■ **Records provided**
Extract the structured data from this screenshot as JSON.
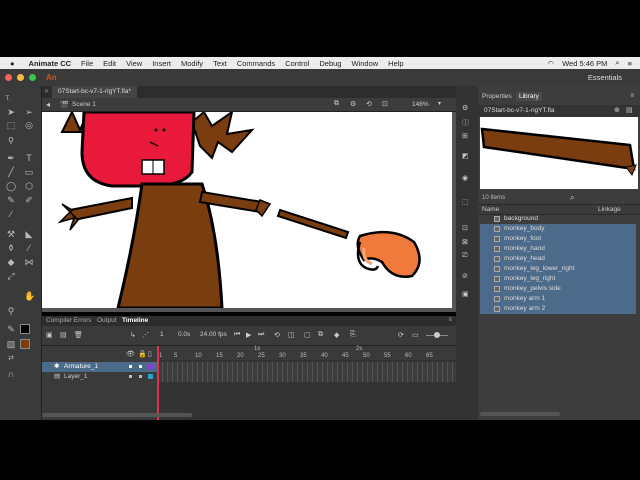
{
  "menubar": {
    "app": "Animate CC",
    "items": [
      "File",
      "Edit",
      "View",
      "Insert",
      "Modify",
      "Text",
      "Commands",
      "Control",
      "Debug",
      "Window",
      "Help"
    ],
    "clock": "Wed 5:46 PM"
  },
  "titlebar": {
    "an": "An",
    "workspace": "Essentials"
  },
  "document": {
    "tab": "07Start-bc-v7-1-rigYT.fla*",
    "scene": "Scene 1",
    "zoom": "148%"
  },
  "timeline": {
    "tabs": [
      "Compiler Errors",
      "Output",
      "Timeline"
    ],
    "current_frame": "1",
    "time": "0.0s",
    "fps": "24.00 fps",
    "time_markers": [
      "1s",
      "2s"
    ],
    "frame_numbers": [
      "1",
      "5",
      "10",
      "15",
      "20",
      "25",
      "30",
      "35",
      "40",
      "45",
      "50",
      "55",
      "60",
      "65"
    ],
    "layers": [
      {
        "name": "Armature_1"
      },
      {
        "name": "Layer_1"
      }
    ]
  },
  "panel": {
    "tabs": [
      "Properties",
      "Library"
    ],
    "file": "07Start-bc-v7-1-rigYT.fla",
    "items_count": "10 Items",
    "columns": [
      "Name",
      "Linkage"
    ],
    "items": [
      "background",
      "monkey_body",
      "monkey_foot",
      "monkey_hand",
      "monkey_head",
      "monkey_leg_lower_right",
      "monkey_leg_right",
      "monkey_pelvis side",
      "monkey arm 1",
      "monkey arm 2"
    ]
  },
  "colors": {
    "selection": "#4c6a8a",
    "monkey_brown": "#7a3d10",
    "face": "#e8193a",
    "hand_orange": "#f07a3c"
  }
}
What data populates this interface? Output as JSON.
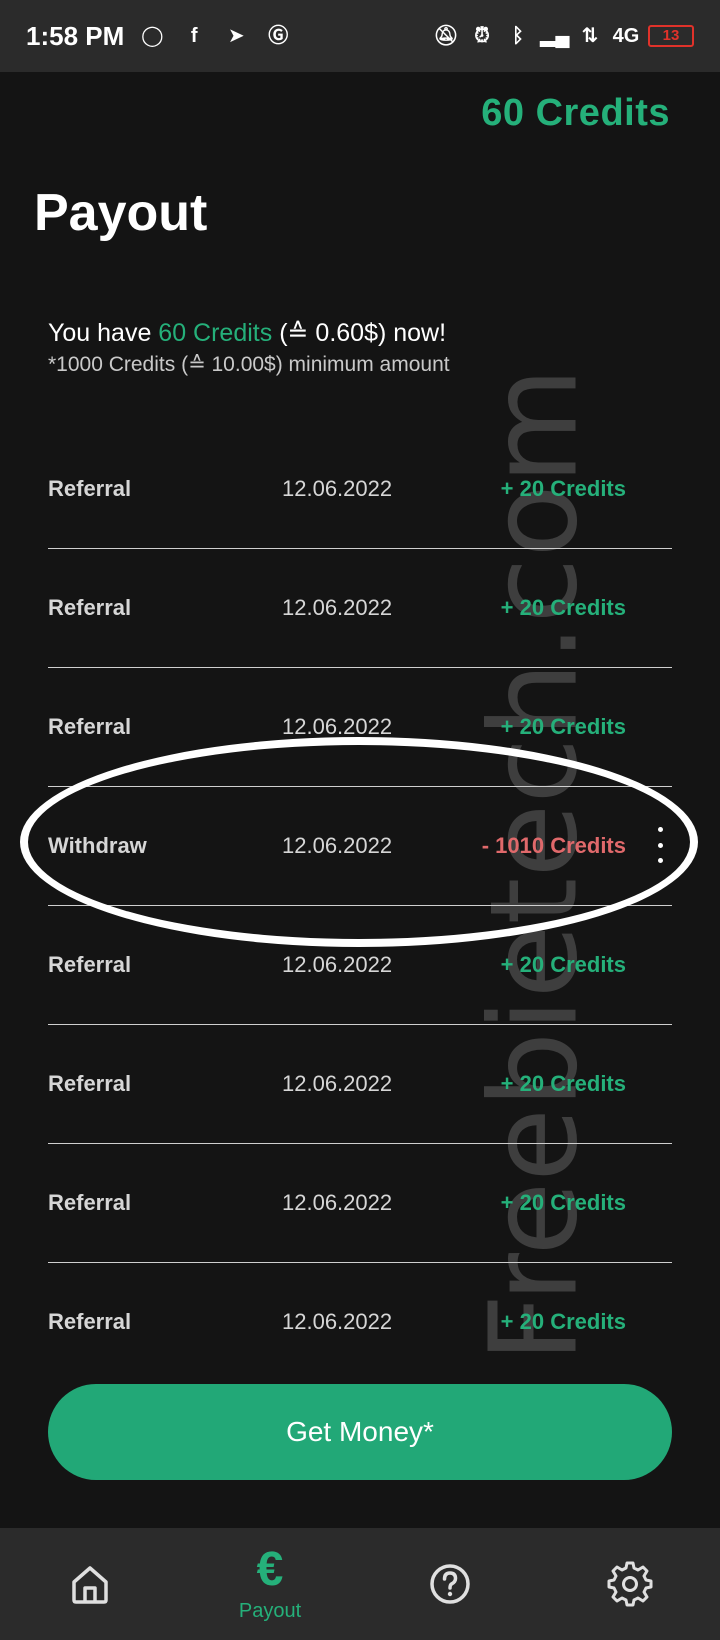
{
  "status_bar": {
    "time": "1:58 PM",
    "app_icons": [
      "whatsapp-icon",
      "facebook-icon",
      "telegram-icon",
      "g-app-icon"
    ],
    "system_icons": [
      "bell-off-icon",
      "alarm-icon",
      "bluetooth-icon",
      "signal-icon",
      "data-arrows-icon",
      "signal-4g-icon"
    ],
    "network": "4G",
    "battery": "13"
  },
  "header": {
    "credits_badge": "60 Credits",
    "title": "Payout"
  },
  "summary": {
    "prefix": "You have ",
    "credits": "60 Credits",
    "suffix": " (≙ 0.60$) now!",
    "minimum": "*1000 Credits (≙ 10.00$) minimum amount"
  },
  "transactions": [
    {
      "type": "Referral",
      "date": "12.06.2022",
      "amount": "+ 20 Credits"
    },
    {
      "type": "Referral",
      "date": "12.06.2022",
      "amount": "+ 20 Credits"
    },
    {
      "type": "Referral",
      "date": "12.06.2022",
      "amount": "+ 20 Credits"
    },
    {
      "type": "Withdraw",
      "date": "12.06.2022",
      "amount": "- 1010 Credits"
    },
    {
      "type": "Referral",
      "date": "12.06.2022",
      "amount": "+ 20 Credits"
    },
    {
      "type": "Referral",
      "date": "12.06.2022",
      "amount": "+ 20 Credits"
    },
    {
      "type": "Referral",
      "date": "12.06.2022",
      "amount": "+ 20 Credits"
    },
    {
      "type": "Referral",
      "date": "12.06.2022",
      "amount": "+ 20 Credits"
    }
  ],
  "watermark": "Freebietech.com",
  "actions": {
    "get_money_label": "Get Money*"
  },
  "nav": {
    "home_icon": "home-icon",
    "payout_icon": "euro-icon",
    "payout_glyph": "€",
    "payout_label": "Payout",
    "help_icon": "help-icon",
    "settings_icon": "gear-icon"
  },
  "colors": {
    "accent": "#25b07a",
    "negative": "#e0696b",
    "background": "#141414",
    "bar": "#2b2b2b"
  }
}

* * *

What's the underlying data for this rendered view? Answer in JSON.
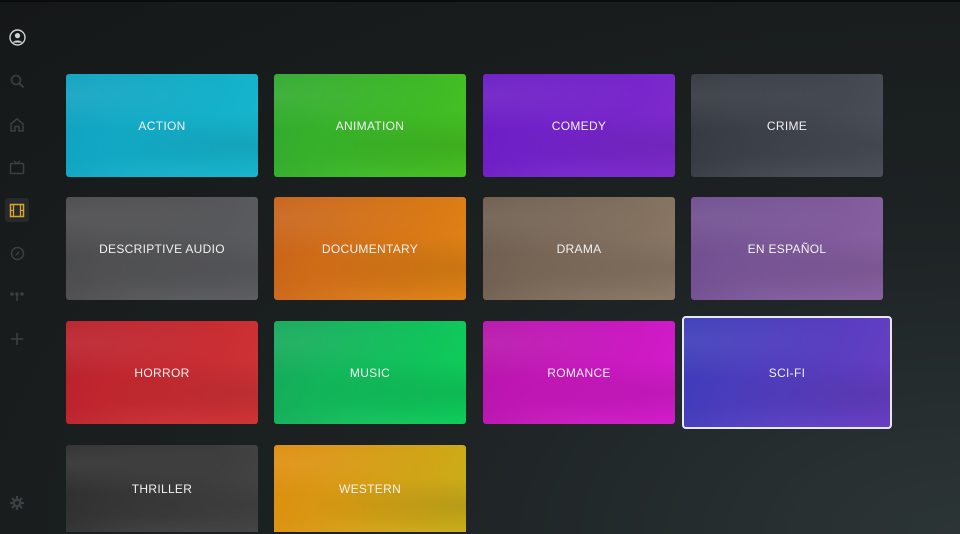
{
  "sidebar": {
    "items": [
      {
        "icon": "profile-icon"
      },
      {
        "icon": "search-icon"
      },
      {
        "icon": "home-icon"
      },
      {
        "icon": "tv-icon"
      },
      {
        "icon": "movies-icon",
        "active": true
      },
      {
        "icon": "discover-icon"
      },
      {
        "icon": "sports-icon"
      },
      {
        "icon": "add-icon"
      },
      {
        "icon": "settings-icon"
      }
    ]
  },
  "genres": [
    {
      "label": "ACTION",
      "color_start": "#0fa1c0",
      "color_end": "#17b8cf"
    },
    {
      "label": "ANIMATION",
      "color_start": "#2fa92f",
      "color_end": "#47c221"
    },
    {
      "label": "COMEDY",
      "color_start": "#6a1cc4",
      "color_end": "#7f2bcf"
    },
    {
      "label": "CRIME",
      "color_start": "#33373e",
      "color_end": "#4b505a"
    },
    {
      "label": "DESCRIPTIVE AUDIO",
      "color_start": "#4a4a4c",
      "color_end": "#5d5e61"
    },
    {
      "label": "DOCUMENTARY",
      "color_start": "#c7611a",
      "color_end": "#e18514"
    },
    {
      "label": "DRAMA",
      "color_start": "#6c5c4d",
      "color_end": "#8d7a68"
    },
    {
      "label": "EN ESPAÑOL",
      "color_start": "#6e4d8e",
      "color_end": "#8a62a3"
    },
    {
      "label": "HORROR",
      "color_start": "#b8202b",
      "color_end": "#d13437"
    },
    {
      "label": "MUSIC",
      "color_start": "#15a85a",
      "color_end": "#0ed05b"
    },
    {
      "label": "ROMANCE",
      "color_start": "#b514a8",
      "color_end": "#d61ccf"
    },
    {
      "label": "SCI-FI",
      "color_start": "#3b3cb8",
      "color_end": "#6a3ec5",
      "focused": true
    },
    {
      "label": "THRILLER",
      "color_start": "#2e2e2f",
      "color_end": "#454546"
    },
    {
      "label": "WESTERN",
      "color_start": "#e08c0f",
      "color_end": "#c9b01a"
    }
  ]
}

■ **Problem requirements**
Note each line of the entries that has "JSON" in it, and copy those lines.

■ **Answer to this problem**
Extract the structured data from this screenshot as JSON.
What data populates this interface? Output as JSON.
What's the underlying data for this rendered view? Answer in JSON.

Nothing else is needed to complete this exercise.